[Part of a data file]
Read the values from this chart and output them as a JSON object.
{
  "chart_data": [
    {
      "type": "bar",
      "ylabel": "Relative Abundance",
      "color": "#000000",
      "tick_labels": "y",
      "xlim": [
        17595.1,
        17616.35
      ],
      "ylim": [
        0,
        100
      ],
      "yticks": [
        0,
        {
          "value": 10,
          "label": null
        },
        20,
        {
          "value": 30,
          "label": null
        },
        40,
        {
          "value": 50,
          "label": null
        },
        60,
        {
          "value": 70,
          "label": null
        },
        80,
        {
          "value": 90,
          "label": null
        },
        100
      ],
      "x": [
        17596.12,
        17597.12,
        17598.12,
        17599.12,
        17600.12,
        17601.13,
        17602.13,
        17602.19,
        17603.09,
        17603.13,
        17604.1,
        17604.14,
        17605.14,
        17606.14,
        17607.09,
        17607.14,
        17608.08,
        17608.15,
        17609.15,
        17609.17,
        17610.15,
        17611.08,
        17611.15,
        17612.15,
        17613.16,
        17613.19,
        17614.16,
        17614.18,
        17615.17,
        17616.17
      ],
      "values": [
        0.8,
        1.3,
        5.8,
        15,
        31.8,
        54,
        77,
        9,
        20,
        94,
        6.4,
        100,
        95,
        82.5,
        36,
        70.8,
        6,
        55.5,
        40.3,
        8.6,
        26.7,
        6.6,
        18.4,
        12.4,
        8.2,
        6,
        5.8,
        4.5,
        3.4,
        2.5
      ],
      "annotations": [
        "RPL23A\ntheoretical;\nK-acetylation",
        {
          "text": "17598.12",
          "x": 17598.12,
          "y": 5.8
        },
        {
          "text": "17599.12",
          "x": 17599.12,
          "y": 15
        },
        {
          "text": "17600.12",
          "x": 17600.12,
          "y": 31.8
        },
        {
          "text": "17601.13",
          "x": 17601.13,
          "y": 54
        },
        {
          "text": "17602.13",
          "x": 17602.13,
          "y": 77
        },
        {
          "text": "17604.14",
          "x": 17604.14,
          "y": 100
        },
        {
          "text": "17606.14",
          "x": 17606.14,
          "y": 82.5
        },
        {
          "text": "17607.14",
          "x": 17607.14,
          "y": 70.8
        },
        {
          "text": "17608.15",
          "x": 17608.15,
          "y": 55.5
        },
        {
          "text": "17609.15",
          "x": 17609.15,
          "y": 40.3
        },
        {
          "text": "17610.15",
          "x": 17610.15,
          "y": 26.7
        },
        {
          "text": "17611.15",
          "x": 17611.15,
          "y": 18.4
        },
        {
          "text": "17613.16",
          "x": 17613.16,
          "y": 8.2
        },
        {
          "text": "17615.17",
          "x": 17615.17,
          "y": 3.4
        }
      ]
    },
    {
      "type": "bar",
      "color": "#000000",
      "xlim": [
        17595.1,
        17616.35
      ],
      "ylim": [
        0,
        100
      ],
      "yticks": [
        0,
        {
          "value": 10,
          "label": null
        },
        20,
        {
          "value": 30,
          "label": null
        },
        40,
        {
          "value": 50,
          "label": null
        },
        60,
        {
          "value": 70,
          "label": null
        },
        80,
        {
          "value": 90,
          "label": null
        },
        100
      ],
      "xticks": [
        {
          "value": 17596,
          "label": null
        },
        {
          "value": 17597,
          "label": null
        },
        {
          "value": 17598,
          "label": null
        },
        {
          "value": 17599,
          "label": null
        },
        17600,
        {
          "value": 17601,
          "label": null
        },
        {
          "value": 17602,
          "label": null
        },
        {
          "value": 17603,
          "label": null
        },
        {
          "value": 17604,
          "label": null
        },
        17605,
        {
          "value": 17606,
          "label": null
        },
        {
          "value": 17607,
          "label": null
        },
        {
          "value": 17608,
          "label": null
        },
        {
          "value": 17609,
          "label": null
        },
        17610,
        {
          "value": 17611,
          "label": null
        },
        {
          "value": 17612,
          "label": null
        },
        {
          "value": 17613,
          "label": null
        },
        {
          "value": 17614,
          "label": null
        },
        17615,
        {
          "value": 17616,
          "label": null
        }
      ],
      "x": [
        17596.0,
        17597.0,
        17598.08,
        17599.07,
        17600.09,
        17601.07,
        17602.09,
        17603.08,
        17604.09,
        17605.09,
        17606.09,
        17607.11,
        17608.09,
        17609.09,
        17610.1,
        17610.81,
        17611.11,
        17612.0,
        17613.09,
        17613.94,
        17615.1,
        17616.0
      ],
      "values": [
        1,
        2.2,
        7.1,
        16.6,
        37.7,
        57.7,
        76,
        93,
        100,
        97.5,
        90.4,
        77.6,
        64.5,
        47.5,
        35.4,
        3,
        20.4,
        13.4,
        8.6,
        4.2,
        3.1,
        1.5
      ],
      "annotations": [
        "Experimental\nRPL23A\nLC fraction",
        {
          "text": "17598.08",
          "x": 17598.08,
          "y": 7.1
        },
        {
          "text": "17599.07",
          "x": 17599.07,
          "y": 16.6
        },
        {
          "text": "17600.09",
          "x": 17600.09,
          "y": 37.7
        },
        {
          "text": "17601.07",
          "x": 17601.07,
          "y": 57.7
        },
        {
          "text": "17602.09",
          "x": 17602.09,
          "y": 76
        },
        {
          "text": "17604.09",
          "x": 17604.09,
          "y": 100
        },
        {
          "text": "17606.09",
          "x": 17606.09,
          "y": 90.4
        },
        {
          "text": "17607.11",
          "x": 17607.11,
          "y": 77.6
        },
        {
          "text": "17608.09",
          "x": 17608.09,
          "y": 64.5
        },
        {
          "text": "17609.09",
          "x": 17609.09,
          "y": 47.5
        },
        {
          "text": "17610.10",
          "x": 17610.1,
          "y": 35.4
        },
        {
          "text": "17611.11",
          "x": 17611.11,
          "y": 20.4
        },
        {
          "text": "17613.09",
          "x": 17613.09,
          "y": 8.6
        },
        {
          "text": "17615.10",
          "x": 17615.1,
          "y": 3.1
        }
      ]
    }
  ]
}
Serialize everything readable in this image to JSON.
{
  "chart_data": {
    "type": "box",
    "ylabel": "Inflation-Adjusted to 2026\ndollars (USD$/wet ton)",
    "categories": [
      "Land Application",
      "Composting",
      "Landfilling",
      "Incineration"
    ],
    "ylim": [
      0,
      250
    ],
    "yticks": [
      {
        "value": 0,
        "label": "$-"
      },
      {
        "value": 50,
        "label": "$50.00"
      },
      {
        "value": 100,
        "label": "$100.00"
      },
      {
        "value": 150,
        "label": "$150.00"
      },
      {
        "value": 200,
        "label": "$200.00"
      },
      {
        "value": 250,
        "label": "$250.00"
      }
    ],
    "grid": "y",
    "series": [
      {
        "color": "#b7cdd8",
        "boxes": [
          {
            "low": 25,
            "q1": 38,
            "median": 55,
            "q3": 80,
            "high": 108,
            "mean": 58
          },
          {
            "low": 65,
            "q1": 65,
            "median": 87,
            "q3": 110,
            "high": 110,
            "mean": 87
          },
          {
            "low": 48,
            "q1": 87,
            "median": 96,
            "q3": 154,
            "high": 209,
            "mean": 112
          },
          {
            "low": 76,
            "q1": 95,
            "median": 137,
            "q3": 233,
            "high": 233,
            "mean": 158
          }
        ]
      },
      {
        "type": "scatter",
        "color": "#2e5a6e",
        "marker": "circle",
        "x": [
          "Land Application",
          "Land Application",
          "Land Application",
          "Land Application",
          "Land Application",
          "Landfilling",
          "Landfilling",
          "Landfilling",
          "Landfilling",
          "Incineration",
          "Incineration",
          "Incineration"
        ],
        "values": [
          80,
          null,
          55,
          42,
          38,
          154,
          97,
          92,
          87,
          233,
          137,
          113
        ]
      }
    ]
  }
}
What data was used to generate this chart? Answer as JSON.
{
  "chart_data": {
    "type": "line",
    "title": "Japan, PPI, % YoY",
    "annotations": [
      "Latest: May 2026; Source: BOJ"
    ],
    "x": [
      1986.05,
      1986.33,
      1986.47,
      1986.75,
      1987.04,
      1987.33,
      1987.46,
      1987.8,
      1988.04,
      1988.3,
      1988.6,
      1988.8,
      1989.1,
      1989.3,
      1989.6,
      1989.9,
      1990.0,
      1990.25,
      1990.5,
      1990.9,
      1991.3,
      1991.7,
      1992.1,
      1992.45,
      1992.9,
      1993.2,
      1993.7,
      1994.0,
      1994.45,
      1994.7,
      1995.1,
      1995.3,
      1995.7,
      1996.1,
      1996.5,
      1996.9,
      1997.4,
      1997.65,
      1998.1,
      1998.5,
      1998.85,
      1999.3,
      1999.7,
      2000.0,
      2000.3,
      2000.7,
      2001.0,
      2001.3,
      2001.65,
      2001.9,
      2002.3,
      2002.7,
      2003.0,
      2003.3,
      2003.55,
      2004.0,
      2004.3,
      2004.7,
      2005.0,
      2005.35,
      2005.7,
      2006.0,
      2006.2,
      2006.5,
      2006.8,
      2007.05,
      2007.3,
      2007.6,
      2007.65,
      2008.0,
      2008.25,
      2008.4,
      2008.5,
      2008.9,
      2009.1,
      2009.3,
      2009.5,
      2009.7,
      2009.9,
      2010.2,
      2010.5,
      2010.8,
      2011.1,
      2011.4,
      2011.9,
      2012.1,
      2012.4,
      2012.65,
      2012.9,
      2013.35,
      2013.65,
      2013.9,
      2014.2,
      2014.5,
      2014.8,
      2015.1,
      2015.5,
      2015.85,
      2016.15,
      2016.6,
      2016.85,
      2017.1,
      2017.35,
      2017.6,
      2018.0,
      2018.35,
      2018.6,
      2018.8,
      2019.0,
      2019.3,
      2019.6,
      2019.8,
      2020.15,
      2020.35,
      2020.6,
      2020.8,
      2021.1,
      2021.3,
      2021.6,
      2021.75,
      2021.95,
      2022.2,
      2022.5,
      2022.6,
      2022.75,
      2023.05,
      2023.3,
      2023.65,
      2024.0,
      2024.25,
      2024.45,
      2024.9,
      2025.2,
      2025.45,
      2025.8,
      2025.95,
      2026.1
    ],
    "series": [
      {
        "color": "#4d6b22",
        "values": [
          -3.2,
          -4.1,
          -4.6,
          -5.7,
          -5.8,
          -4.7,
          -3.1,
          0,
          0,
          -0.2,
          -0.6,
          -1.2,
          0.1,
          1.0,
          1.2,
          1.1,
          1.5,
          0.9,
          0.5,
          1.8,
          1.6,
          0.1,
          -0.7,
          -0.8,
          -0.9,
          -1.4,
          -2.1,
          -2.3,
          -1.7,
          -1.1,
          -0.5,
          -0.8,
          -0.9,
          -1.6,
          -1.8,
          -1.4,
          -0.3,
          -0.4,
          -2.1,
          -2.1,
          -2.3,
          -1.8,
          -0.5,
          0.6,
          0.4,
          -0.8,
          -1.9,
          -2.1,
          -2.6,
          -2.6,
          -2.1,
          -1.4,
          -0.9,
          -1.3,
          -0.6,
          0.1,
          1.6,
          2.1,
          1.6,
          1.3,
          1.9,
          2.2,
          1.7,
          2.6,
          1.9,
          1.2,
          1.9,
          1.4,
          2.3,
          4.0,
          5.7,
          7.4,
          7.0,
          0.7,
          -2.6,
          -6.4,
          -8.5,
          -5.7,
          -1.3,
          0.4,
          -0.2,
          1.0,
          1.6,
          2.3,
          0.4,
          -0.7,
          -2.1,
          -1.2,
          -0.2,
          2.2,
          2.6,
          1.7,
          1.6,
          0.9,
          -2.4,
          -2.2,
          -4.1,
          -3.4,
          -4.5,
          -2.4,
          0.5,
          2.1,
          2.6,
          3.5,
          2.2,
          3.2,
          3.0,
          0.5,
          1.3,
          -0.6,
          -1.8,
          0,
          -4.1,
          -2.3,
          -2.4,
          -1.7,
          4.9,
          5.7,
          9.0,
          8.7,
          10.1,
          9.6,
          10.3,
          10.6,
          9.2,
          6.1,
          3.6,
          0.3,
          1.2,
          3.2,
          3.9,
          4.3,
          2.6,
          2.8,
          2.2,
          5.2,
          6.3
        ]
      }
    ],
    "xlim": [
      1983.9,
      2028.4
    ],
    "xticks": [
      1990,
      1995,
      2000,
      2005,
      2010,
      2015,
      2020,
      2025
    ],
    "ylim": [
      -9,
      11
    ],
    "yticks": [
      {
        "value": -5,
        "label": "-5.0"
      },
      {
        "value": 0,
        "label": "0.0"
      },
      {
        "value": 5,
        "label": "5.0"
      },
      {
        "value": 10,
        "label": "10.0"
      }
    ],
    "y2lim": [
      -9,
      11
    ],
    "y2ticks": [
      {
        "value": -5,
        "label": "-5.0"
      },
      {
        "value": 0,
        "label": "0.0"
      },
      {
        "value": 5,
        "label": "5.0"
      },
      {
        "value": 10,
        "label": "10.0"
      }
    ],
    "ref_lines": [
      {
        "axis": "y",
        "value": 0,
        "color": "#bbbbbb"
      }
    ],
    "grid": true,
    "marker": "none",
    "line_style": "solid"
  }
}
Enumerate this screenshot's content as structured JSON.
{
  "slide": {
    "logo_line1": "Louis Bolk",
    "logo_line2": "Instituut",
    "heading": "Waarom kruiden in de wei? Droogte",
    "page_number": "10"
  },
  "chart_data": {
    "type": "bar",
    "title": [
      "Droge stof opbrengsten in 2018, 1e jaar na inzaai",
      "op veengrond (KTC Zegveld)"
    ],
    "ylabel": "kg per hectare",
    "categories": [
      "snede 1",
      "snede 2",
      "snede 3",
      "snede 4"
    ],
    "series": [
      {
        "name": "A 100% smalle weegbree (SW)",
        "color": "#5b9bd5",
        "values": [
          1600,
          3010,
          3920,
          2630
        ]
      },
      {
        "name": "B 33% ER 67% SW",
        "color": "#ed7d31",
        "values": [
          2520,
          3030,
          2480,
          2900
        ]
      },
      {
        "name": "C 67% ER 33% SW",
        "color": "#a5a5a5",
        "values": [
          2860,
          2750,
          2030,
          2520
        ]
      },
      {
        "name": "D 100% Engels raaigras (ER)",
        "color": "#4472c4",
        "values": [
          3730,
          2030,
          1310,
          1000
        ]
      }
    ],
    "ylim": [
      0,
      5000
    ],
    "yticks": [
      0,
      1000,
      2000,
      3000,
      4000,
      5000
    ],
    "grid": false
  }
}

- [Task brief] Pull out every line of the records that includes the string "JSON".

- [Result below]
Read the values from this chart and output them as a JSON object.
Serialize everything readable in this image to JSON.
What data was used to generate this chart? Answer as JSON.
Enumerate this screenshot's content as structured JSON.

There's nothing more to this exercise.